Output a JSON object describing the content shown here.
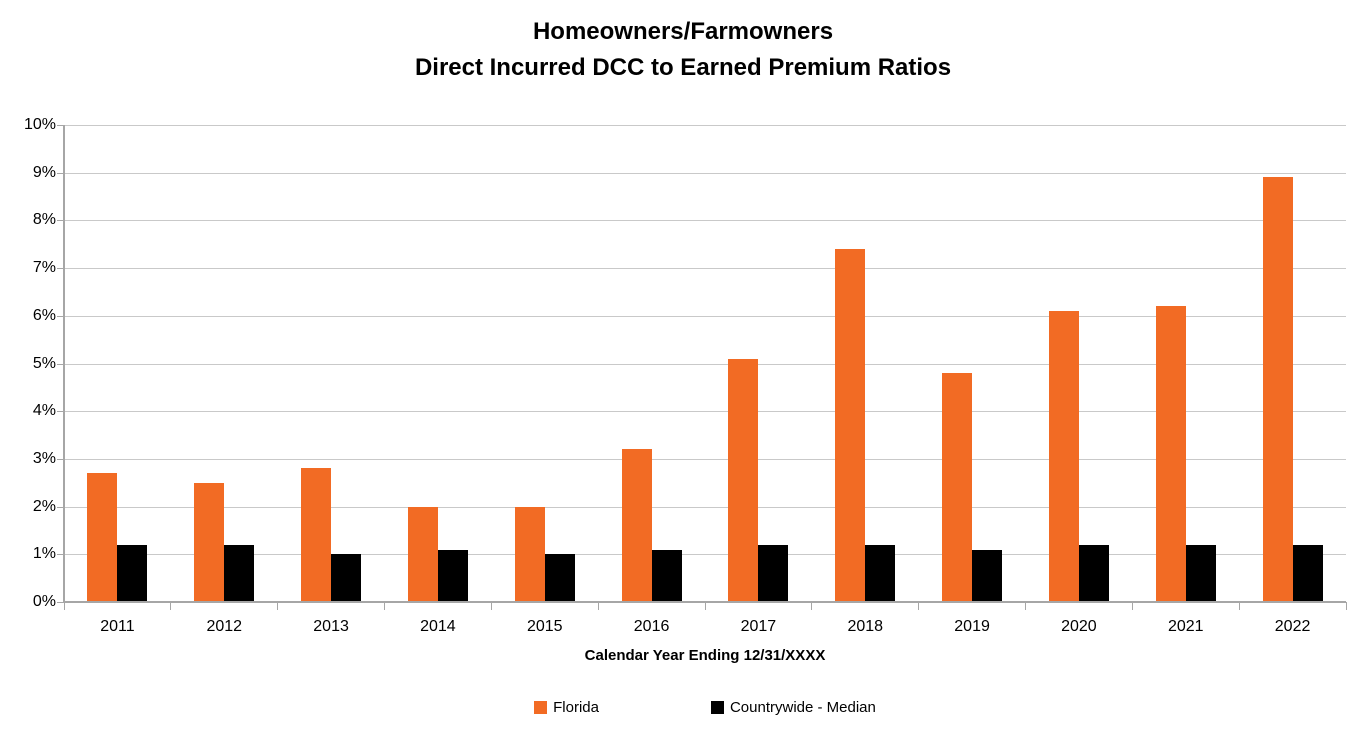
{
  "title": {
    "line1": "Homeowners/Farmowners",
    "line2": "Direct Incurred DCC to Earned Premium Ratios"
  },
  "chart_data": {
    "type": "bar",
    "title": "Homeowners/Farmowners Direct Incurred DCC to Earned Premium Ratios",
    "categories": [
      "2011",
      "2012",
      "2013",
      "2014",
      "2015",
      "2016",
      "2017",
      "2018",
      "2019",
      "2020",
      "2021",
      "2022"
    ],
    "series": [
      {
        "name": "Florida",
        "color": "#F26B24",
        "values": [
          2.7,
          2.5,
          2.8,
          2.0,
          2.0,
          3.2,
          5.1,
          7.4,
          4.8,
          6.1,
          6.2,
          8.9
        ]
      },
      {
        "name": "Countrywide - Median",
        "color": "#000000",
        "values": [
          1.2,
          1.2,
          1.0,
          1.1,
          1.0,
          1.1,
          1.2,
          1.2,
          1.1,
          1.2,
          1.2,
          1.2
        ]
      }
    ],
    "xlabel": "Calendar Year Ending 12/31/XXXX",
    "ylabel": "",
    "ylim": [
      0,
      10
    ],
    "ytick_step": 1,
    "yticks": [
      "0%",
      "1%",
      "2%",
      "3%",
      "4%",
      "5%",
      "6%",
      "7%",
      "8%",
      "9%",
      "10%"
    ],
    "grid": true,
    "legend_position": "bottom-center",
    "value_unit": "percent"
  }
}
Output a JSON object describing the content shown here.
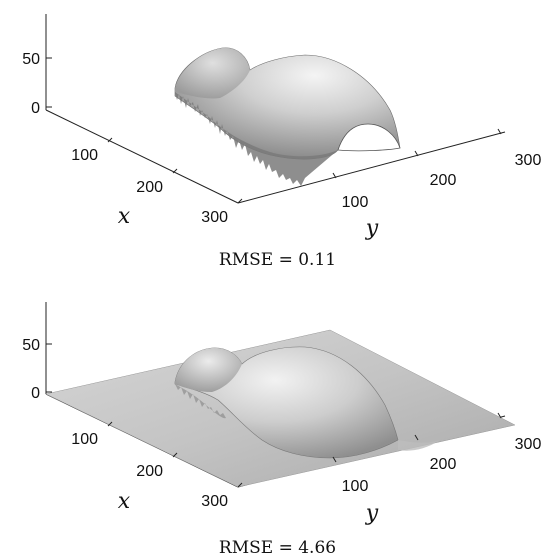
{
  "chart_data": [
    {
      "type": "surface",
      "title": "",
      "xlabel": "x",
      "ylabel": "y",
      "zlabel": "",
      "x_ticks": [
        "100",
        "200",
        "300"
      ],
      "y_ticks": [
        "100",
        "200",
        "300"
      ],
      "z_ticks": [
        "0",
        "50"
      ],
      "caption": "RMSE = 0.11"
    },
    {
      "type": "surface",
      "title": "",
      "xlabel": "x",
      "ylabel": "y",
      "zlabel": "",
      "x_ticks": [
        "100",
        "200",
        "300"
      ],
      "y_ticks": [
        "100",
        "200",
        "300"
      ],
      "z_ticks": [
        "0",
        "50"
      ],
      "caption": "RMSE = 4.66"
    }
  ]
}
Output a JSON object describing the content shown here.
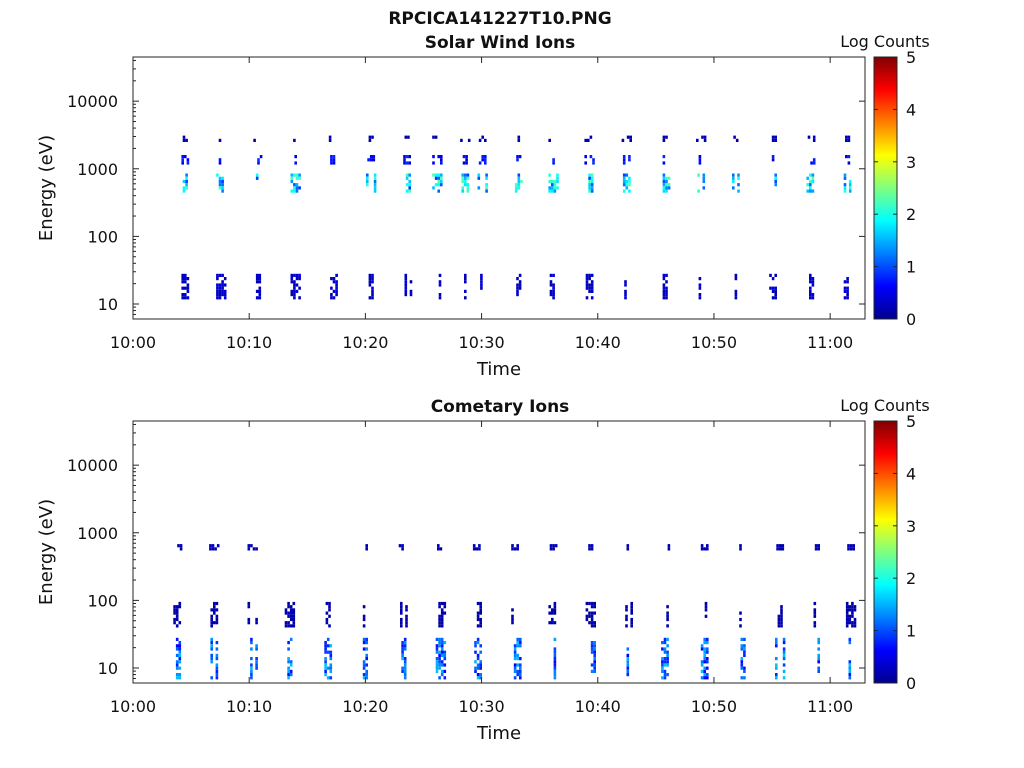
{
  "figure_title": "RPCICA141227T10.PNG",
  "chart_data": [
    {
      "type": "heatmap",
      "title": "Solar Wind Ions",
      "xlabel": "Time",
      "ylabel": "Energy (eV)",
      "x_ticks": [
        "10:00",
        "10:10",
        "10:20",
        "10:30",
        "10:40",
        "10:50",
        "11:00"
      ],
      "x_tick_minutes": [
        0,
        10,
        20,
        30,
        40,
        50,
        60
      ],
      "xlim_minutes": [
        0,
        63
      ],
      "y_scale": "log",
      "y_ticks": [
        "10",
        "100",
        "1000",
        "10000"
      ],
      "y_tick_values": [
        10,
        100,
        1000,
        10000
      ],
      "ylim": [
        6,
        45000
      ],
      "colorbar": {
        "label": "Log Counts",
        "ticks": [
          "0",
          "1",
          "2",
          "3",
          "4",
          "5"
        ],
        "range": [
          0,
          5
        ],
        "colormap": "jet"
      },
      "spectra_minutes": [
        4.5,
        7.6,
        10.8,
        14,
        17.3,
        20.5,
        23.7,
        26.2,
        28.6,
        30.1,
        33.2,
        36.2,
        39.3,
        42.5,
        45.8,
        48.9,
        52,
        55.2,
        58.4,
        61.5
      ],
      "bands": [
        {
          "e_min": 450,
          "e_max": 850,
          "level": 1.6
        },
        {
          "e_min": 1250,
          "e_max": 1600,
          "level": 0.6
        },
        {
          "e_min": 2500,
          "e_max": 3100,
          "level": 0.2
        },
        {
          "e_min": 12,
          "e_max": 28,
          "level": 0.3
        }
      ]
    },
    {
      "type": "heatmap",
      "title": "Cometary Ions",
      "xlabel": "Time",
      "ylabel": "Energy (eV)",
      "x_ticks": [
        "10:00",
        "10:10",
        "10:20",
        "10:30",
        "10:40",
        "10:50",
        "11:00"
      ],
      "x_tick_minutes": [
        0,
        10,
        20,
        30,
        40,
        50,
        60
      ],
      "xlim_minutes": [
        0,
        63
      ],
      "y_scale": "log",
      "y_ticks": [
        "10",
        "100",
        "1000",
        "10000"
      ],
      "y_tick_values": [
        10,
        100,
        1000,
        10000
      ],
      "ylim": [
        6,
        45000
      ],
      "colorbar": {
        "label": "Log Counts",
        "ticks": [
          "0",
          "1",
          "2",
          "3",
          "4",
          "5"
        ],
        "range": [
          0,
          5
        ],
        "colormap": "jet"
      },
      "spectra_minutes": [
        3.8,
        7,
        10.3,
        13.5,
        16.8,
        20,
        23.2,
        26.5,
        29.7,
        33,
        36.2,
        39.4,
        42.7,
        45.9,
        49.2,
        52.4,
        55.7,
        58.9,
        61.8
      ],
      "bands": [
        {
          "e_min": 7,
          "e_max": 28,
          "level": 1.1
        },
        {
          "e_min": 560,
          "e_max": 680,
          "level": 0.2
        },
        {
          "e_min": 40,
          "e_max": 95,
          "level": 0.15
        }
      ]
    }
  ]
}
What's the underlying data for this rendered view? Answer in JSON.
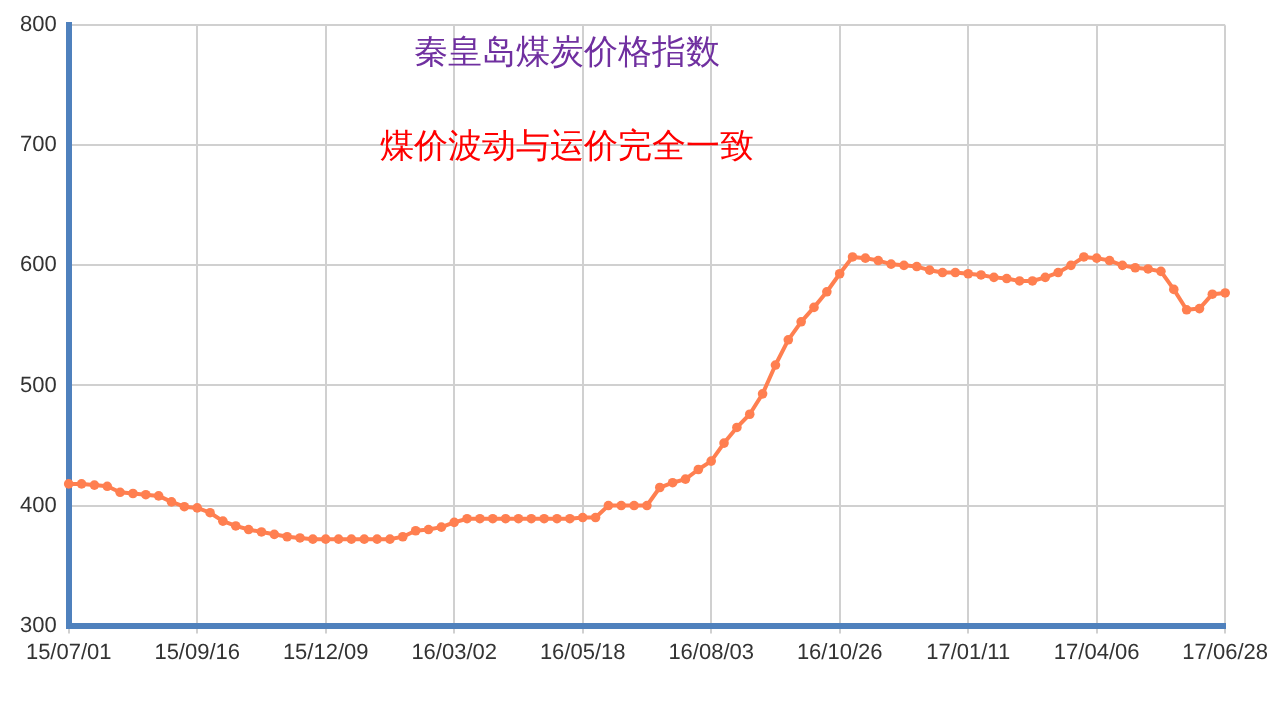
{
  "chart_data": {
    "type": "line",
    "title": "秦皇岛煤炭价格指数",
    "annotations": [
      "煤价波动与运价完全一致"
    ],
    "categories": [
      "15/07/01",
      null,
      null,
      null,
      null,
      null,
      null,
      null,
      null,
      null,
      "15/09/16",
      null,
      null,
      null,
      null,
      null,
      null,
      null,
      null,
      null,
      "15/12/09",
      null,
      null,
      null,
      null,
      null,
      null,
      null,
      null,
      null,
      "16/03/02",
      null,
      null,
      null,
      null,
      null,
      null,
      null,
      null,
      null,
      "16/05/18",
      null,
      null,
      null,
      null,
      null,
      null,
      null,
      null,
      null,
      "16/08/03",
      null,
      null,
      null,
      null,
      null,
      null,
      null,
      null,
      null,
      "16/10/26",
      null,
      null,
      null,
      null,
      null,
      null,
      null,
      null,
      null,
      "17/01/11",
      null,
      null,
      null,
      null,
      null,
      null,
      null,
      null,
      null,
      "17/04/06",
      null,
      null,
      null,
      null,
      null,
      null,
      null,
      null,
      null,
      "17/06/28"
    ],
    "series": [
      {
        "color": "#ff7f50",
        "values": [
          418,
          418,
          417,
          416,
          411,
          410,
          409,
          408,
          403,
          399,
          398,
          394,
          387,
          383,
          380,
          378,
          376,
          374,
          373,
          372,
          372,
          372,
          372,
          372,
          372,
          372,
          374,
          379,
          380,
          382,
          386,
          389,
          389,
          389,
          389,
          389,
          389,
          389,
          389,
          389,
          390,
          390,
          400,
          400,
          400,
          400,
          415,
          419,
          422,
          430,
          437,
          452,
          465,
          476,
          493,
          517,
          538,
          553,
          565,
          578,
          593,
          607,
          606,
          604,
          601,
          600,
          599,
          596,
          594,
          594,
          593,
          592,
          590,
          589,
          587,
          587,
          590,
          594,
          600,
          607,
          606,
          604,
          600,
          598,
          597,
          595,
          580,
          563,
          564,
          576,
          577
        ]
      }
    ],
    "ylim": [
      300,
      800
    ],
    "yticks": [
      300,
      400,
      500,
      600,
      700,
      800
    ],
    "grid": true,
    "legend": false,
    "marker": "circle",
    "line_style": "solid"
  }
}
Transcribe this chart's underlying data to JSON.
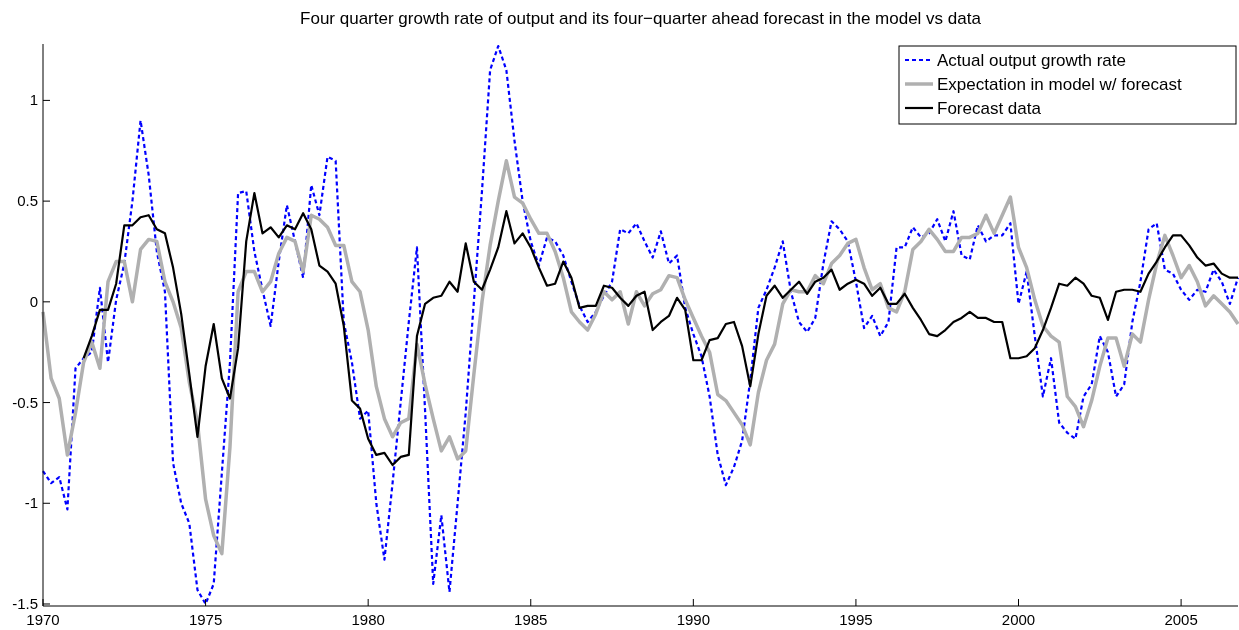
{
  "chart_data": {
    "type": "line",
    "title": "Four quarter growth rate of output and its four−quarter ahead forecast in the model vs data",
    "x": [
      1970,
      1970.25,
      1970.5,
      1970.75,
      1971,
      1971.25,
      1971.5,
      1971.75,
      1972,
      1972.25,
      1972.5,
      1972.75,
      1973,
      1973.25,
      1973.5,
      1973.75,
      1974,
      1974.25,
      1974.5,
      1974.75,
      1975,
      1975.25,
      1975.5,
      1975.75,
      1976,
      1976.25,
      1976.5,
      1976.75,
      1977,
      1977.25,
      1977.5,
      1977.75,
      1978,
      1978.25,
      1978.5,
      1978.75,
      1979,
      1979.25,
      1979.5,
      1979.75,
      1980,
      1980.25,
      1980.5,
      1980.75,
      1981,
      1981.25,
      1981.5,
      1981.75,
      1982,
      1982.25,
      1982.5,
      1982.75,
      1983,
      1983.25,
      1983.5,
      1983.75,
      1984,
      1984.25,
      1984.5,
      1984.75,
      1985,
      1985.25,
      1985.5,
      1985.75,
      1986,
      1986.25,
      1986.5,
      1986.75,
      1987,
      1987.25,
      1987.5,
      1987.75,
      1988,
      1988.25,
      1988.5,
      1988.75,
      1989,
      1989.25,
      1989.5,
      1989.75,
      1990,
      1990.25,
      1990.5,
      1990.75,
      1991,
      1991.25,
      1991.5,
      1991.75,
      1992,
      1992.25,
      1992.5,
      1992.75,
      1993,
      1993.25,
      1993.5,
      1993.75,
      1994,
      1994.25,
      1994.5,
      1994.75,
      1995,
      1995.25,
      1995.5,
      1995.75,
      1996,
      1996.25,
      1996.5,
      1996.75,
      1997,
      1997.25,
      1997.5,
      1997.75,
      1998,
      1998.25,
      1998.5,
      1998.75,
      1999,
      1999.25,
      1999.5,
      1999.75,
      2000,
      2000.25,
      2000.5,
      2000.75,
      2001,
      2001.25,
      2001.5,
      2001.75,
      2002,
      2002.25,
      2002.5,
      2002.75,
      2003,
      2003.25,
      2003.5,
      2003.75,
      2004,
      2004.25,
      2004.5,
      2004.75,
      2005,
      2005.25,
      2005.5,
      2005.75,
      2006,
      2006.25,
      2006.5,
      2006.75
    ],
    "series": [
      {
        "name": "Actual output growth rate",
        "color": "#0000ff",
        "line_style": "dotted",
        "values": [
          -0.84,
          -0.9,
          -0.87,
          -1.03,
          -0.33,
          -0.28,
          -0.25,
          0.07,
          -0.3,
          0.01,
          0.19,
          0.5,
          0.9,
          0.63,
          0.25,
          0.05,
          -0.8,
          -1.0,
          -1.1,
          -1.43,
          -1.5,
          -1.4,
          -0.85,
          -0.3,
          0.54,
          0.55,
          0.25,
          0.06,
          -0.12,
          0.2,
          0.48,
          0.3,
          0.12,
          0.58,
          0.43,
          0.72,
          0.7,
          -0.1,
          -0.3,
          -0.58,
          -0.54,
          -1.0,
          -1.28,
          -0.9,
          -0.5,
          -0.1,
          0.27,
          -0.54,
          -1.4,
          -1.06,
          -1.44,
          -1.0,
          -0.55,
          0.0,
          0.55,
          1.15,
          1.27,
          1.15,
          0.8,
          0.5,
          0.3,
          0.18,
          0.32,
          0.3,
          0.23,
          0.1,
          -0.02,
          -0.1,
          -0.05,
          0.03,
          0.1,
          0.36,
          0.34,
          0.39,
          0.3,
          0.22,
          0.35,
          0.19,
          0.23,
          -0.03,
          -0.16,
          -0.27,
          -0.47,
          -0.76,
          -0.91,
          -0.82,
          -0.69,
          -0.39,
          -0.03,
          0.06,
          0.17,
          0.3,
          0.05,
          -0.1,
          -0.15,
          -0.08,
          0.19,
          0.4,
          0.36,
          0.3,
          0.1,
          -0.13,
          -0.07,
          -0.17,
          -0.1,
          0.27,
          0.27,
          0.37,
          0.32,
          0.34,
          0.41,
          0.3,
          0.45,
          0.23,
          0.21,
          0.38,
          0.3,
          0.33,
          0.33,
          0.39,
          -0.01,
          0.15,
          -0.17,
          -0.47,
          -0.28,
          -0.6,
          -0.65,
          -0.68,
          -0.47,
          -0.41,
          -0.17,
          -0.25,
          -0.47,
          -0.41,
          -0.1,
          0.1,
          0.36,
          0.39,
          0.16,
          0.14,
          0.06,
          0.01,
          0.06,
          0.05,
          0.16,
          0.1,
          -0.01,
          0.12
        ]
      },
      {
        "name": "Expectation in model w/ forecast",
        "color": "#b0b0b0",
        "line_style": "solid",
        "values": [
          -0.05,
          -0.38,
          -0.48,
          -0.76,
          -0.55,
          -0.3,
          -0.2,
          -0.33,
          0.1,
          0.2,
          0.2,
          0.0,
          0.26,
          0.31,
          0.3,
          0.1,
          0.0,
          -0.13,
          -0.4,
          -0.6,
          -0.98,
          -1.16,
          -1.25,
          -0.72,
          0.05,
          0.15,
          0.15,
          0.05,
          0.1,
          0.24,
          0.32,
          0.3,
          0.15,
          0.43,
          0.41,
          0.37,
          0.28,
          0.28,
          0.1,
          0.05,
          -0.14,
          -0.42,
          -0.58,
          -0.67,
          -0.6,
          -0.58,
          -0.21,
          -0.41,
          -0.58,
          -0.74,
          -0.67,
          -0.78,
          -0.74,
          -0.36,
          0.0,
          0.28,
          0.5,
          0.7,
          0.52,
          0.49,
          0.41,
          0.34,
          0.34,
          0.25,
          0.12,
          -0.05,
          -0.1,
          -0.14,
          -0.06,
          0.05,
          0.01,
          0.05,
          -0.11,
          0.05,
          -0.02,
          0.04,
          0.06,
          0.13,
          0.12,
          0.01,
          -0.08,
          -0.17,
          -0.25,
          -0.46,
          -0.49,
          -0.55,
          -0.61,
          -0.71,
          -0.45,
          -0.29,
          -0.21,
          -0.01,
          0.06,
          0.05,
          0.05,
          0.13,
          0.09,
          0.19,
          0.23,
          0.29,
          0.31,
          0.17,
          0.06,
          0.09,
          -0.03,
          -0.05,
          0.05,
          0.26,
          0.3,
          0.36,
          0.31,
          0.25,
          0.25,
          0.32,
          0.32,
          0.34,
          0.43,
          0.34,
          0.43,
          0.52,
          0.27,
          0.17,
          0.01,
          -0.12,
          -0.17,
          -0.2,
          -0.47,
          -0.52,
          -0.62,
          -0.49,
          -0.32,
          -0.18,
          -0.18,
          -0.32,
          -0.16,
          -0.2,
          0.01,
          0.19,
          0.33,
          0.23,
          0.12,
          0.18,
          0.1,
          -0.02,
          0.03,
          -0.01,
          -0.05,
          -0.11
        ]
      },
      {
        "name": "Forecast data",
        "color": "#000000",
        "line_style": "solid",
        "values": [
          null,
          null,
          null,
          null,
          null,
          -0.28,
          -0.17,
          -0.04,
          -0.04,
          0.09,
          0.38,
          0.38,
          0.42,
          0.43,
          0.36,
          0.34,
          0.17,
          -0.06,
          -0.36,
          -0.67,
          -0.32,
          -0.11,
          -0.38,
          -0.48,
          -0.23,
          0.3,
          0.54,
          0.34,
          0.37,
          0.32,
          0.38,
          0.36,
          0.44,
          0.36,
          0.18,
          0.15,
          0.09,
          -0.12,
          -0.49,
          -0.53,
          -0.68,
          -0.76,
          -0.75,
          -0.81,
          -0.77,
          -0.76,
          -0.17,
          -0.01,
          0.02,
          0.03,
          0.1,
          0.05,
          0.29,
          0.1,
          0.06,
          0.16,
          0.27,
          0.45,
          0.29,
          0.34,
          0.27,
          0.17,
          0.08,
          0.09,
          0.2,
          0.12,
          -0.03,
          -0.02,
          -0.02,
          0.08,
          0.07,
          0.02,
          -0.02,
          0.03,
          0.05,
          -0.14,
          -0.1,
          -0.07,
          0.02,
          -0.04,
          -0.29,
          -0.29,
          -0.19,
          -0.18,
          -0.11,
          -0.1,
          -0.22,
          -0.42,
          -0.16,
          0.03,
          0.08,
          0.02,
          0.06,
          0.1,
          0.04,
          0.1,
          0.12,
          0.16,
          0.06,
          0.09,
          0.11,
          0.09,
          0.03,
          0.07,
          -0.01,
          -0.01,
          0.04,
          -0.03,
          -0.09,
          -0.16,
          -0.17,
          -0.14,
          -0.1,
          -0.08,
          -0.05,
          -0.08,
          -0.08,
          -0.1,
          -0.1,
          -0.28,
          -0.28,
          -0.27,
          -0.23,
          -0.14,
          -0.03,
          0.09,
          0.08,
          0.12,
          0.09,
          0.03,
          0.02,
          -0.09,
          0.05,
          0.06,
          0.06,
          0.05,
          0.14,
          0.2,
          0.27,
          0.33,
          0.33,
          0.28,
          0.22,
          0.18,
          0.19,
          0.14,
          0.12,
          0.12
        ]
      }
    ],
    "xlim": [
      1970,
      2006.75
    ],
    "xticks": [
      1970,
      1975,
      1980,
      1985,
      1990,
      1995,
      2000,
      2005
    ],
    "ylim": [
      -1.51,
      1.28
    ],
    "yticks": [
      -1.5,
      -1,
      -0.5,
      0,
      0.5,
      1
    ],
    "grid": false,
    "legend": "top right",
    "marker": "none"
  }
}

▬▬▬▬▬▬▬▬▬▬

GOAL OF THE EXERCISE: Go over the data above and copy every line that has the word "underlying" in it.

RESULT FOR THIS TASK:
What's the underlying data for this rendered view? Answer in JSON.
Transcribe this chart's underlying data to JSON.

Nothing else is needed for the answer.